Stored entries
══════════════════════════════
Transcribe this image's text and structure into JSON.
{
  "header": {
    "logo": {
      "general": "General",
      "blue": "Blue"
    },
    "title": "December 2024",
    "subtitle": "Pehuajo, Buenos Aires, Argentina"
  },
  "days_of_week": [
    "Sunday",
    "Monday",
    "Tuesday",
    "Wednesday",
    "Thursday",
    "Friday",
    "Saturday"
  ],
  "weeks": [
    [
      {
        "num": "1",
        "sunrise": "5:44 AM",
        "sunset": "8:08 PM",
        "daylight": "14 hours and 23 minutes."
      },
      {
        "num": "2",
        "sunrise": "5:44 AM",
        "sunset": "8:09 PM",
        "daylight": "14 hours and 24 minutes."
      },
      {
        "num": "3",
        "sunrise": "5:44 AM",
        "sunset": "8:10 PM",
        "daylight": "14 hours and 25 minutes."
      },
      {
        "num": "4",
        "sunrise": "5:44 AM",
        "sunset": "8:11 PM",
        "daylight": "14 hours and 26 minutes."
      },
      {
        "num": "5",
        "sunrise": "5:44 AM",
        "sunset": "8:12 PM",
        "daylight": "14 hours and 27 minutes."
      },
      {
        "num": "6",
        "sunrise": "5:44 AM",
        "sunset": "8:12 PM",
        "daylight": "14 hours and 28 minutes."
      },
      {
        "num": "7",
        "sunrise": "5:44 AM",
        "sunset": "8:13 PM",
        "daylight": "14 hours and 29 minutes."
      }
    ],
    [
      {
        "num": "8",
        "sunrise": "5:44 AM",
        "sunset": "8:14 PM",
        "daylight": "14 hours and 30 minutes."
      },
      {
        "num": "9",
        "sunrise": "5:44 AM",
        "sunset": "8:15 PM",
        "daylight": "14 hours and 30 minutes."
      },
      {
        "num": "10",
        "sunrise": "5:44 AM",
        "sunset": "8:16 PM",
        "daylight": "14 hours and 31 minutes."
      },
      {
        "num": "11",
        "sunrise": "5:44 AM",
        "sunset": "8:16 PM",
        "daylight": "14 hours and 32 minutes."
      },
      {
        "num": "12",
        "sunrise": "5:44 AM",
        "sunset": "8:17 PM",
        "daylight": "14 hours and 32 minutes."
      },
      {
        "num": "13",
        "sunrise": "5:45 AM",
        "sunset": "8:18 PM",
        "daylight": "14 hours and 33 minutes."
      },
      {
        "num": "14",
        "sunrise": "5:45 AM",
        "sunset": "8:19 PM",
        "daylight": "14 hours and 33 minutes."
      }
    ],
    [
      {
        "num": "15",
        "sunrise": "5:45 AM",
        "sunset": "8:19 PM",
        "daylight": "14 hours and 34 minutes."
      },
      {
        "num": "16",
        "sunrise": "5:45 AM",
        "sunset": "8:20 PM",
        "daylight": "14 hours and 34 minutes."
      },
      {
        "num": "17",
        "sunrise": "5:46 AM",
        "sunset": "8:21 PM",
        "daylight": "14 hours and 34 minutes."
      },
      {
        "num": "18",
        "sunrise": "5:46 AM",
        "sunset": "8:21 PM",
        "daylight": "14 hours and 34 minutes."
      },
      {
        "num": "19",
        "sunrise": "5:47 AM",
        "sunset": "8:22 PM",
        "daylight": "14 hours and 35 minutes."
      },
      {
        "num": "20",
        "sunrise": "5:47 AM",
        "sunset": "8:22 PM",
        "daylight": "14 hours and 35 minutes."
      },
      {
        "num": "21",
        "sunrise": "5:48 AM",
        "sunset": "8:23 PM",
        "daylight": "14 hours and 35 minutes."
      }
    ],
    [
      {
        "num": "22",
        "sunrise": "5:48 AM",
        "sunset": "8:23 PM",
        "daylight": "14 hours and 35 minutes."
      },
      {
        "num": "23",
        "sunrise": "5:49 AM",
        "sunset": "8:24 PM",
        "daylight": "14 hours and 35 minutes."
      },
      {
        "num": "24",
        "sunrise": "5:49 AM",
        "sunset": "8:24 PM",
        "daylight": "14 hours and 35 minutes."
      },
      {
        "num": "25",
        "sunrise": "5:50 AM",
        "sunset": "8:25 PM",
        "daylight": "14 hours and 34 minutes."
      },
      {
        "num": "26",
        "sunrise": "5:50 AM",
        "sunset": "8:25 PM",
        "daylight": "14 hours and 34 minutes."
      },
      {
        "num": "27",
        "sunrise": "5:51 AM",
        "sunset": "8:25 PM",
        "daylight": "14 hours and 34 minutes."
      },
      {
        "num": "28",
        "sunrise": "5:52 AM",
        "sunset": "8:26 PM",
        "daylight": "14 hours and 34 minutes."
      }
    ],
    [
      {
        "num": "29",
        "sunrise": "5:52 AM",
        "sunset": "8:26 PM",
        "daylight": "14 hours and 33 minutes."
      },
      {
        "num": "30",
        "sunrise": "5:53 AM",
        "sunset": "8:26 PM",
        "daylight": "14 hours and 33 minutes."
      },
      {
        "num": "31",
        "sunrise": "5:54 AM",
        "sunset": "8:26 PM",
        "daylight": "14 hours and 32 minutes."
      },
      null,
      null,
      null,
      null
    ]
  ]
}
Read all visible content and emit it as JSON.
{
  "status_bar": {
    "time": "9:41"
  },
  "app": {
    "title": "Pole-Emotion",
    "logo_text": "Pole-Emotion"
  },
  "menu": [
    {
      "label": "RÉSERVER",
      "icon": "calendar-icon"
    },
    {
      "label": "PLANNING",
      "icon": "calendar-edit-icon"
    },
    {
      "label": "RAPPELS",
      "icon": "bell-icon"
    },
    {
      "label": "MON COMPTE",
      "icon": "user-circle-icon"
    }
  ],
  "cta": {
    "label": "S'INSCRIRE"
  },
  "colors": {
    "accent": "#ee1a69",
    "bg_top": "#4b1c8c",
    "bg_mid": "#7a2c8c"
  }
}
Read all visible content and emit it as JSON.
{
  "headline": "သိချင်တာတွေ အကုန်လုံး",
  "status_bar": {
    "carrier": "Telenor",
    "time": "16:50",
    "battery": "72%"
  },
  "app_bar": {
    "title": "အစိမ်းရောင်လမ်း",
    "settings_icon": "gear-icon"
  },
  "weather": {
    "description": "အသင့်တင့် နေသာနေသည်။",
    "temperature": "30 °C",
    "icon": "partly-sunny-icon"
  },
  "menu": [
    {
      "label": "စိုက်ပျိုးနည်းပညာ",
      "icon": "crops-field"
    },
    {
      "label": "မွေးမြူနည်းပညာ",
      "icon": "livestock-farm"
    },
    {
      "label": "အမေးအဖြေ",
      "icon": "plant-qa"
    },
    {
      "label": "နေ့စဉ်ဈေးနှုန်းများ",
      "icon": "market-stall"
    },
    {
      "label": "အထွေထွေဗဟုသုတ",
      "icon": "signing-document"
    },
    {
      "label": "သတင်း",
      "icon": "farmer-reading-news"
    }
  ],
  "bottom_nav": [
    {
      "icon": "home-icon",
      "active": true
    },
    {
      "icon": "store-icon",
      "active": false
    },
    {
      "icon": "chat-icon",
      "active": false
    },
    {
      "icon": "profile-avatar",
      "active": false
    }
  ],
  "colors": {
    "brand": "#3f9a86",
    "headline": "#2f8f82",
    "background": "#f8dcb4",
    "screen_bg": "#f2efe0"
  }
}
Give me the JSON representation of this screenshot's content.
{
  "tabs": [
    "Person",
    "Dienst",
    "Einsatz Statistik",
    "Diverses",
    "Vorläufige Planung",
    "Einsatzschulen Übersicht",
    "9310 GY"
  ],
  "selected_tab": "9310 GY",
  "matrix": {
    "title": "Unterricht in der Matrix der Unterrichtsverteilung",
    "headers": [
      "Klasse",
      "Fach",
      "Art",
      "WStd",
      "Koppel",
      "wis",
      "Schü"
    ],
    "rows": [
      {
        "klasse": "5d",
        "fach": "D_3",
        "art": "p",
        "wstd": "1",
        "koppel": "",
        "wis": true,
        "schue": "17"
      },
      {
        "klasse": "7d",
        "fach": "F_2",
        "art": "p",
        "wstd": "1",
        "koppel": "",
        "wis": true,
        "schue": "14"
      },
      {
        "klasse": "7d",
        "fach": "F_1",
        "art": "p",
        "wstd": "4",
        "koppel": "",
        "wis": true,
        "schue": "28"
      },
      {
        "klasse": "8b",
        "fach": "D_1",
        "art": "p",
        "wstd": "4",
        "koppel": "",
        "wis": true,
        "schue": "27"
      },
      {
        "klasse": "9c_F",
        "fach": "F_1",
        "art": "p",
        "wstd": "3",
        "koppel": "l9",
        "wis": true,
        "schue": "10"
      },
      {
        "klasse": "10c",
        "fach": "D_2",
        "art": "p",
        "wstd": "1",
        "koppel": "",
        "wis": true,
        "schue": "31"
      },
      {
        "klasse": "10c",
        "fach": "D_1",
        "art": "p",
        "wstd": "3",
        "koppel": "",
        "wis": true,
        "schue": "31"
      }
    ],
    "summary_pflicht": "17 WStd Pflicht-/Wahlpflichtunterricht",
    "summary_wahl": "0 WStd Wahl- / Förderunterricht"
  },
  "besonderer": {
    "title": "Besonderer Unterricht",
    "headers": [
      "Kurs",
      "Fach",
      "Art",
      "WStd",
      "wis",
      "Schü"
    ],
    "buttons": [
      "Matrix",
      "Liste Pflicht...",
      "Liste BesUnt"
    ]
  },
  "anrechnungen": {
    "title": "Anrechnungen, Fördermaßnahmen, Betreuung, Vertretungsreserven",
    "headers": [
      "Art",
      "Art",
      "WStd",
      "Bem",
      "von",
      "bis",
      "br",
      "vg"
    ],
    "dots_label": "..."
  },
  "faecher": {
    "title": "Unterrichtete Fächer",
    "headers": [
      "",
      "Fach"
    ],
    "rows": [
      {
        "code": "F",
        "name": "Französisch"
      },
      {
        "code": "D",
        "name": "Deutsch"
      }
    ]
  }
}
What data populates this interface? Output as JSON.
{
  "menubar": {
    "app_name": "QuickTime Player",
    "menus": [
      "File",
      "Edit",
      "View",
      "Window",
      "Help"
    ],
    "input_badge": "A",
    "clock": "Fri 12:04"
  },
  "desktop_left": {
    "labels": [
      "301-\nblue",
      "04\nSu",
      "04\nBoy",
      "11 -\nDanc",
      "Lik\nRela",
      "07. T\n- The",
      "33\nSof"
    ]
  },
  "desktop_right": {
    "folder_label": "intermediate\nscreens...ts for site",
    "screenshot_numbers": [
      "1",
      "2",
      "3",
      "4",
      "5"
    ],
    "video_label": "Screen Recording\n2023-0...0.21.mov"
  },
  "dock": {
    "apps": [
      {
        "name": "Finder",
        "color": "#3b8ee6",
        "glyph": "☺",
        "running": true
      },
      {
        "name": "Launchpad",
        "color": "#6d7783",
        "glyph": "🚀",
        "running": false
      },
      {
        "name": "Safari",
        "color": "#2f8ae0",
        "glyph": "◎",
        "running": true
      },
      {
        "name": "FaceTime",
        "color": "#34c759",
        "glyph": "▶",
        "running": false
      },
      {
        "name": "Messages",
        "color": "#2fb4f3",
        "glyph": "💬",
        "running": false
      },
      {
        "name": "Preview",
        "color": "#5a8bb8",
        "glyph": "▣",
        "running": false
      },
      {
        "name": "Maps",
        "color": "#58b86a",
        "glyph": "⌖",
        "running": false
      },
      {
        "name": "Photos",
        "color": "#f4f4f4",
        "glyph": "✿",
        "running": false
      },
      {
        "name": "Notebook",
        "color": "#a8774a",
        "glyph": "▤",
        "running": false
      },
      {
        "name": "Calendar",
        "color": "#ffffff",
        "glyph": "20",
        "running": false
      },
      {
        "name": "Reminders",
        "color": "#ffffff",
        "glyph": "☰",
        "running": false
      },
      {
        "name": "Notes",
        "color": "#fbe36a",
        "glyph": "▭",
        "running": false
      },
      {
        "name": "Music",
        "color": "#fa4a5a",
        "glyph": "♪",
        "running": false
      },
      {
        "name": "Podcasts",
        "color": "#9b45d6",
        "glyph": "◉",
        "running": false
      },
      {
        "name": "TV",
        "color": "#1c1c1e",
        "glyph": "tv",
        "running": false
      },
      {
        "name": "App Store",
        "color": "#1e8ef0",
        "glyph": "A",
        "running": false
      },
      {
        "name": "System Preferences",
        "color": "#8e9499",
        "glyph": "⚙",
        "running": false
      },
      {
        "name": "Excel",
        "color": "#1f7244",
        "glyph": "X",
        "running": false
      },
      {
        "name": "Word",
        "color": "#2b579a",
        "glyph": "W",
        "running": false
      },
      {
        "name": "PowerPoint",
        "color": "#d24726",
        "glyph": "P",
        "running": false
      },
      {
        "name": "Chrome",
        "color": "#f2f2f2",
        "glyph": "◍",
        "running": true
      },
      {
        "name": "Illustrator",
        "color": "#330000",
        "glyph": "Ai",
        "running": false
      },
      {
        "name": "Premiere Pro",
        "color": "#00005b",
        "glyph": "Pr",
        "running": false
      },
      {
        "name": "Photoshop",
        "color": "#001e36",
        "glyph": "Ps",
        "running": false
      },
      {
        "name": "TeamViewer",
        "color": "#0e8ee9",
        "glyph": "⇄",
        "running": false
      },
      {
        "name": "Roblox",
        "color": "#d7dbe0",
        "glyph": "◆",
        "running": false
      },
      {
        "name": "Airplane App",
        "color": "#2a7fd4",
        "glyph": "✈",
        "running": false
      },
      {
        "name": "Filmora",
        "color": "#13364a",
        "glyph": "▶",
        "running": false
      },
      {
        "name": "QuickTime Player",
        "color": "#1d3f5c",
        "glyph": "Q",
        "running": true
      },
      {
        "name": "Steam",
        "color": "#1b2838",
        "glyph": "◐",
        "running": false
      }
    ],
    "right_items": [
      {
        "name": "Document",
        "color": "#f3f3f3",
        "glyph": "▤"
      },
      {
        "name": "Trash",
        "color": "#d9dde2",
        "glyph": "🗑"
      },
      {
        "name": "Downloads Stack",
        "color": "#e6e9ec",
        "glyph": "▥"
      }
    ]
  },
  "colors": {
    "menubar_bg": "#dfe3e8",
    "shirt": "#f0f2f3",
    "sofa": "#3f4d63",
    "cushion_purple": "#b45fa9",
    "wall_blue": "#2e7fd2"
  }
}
══════════════════════════════
Count the lines in the entries above that include the string "JSON", then give only that figure.

5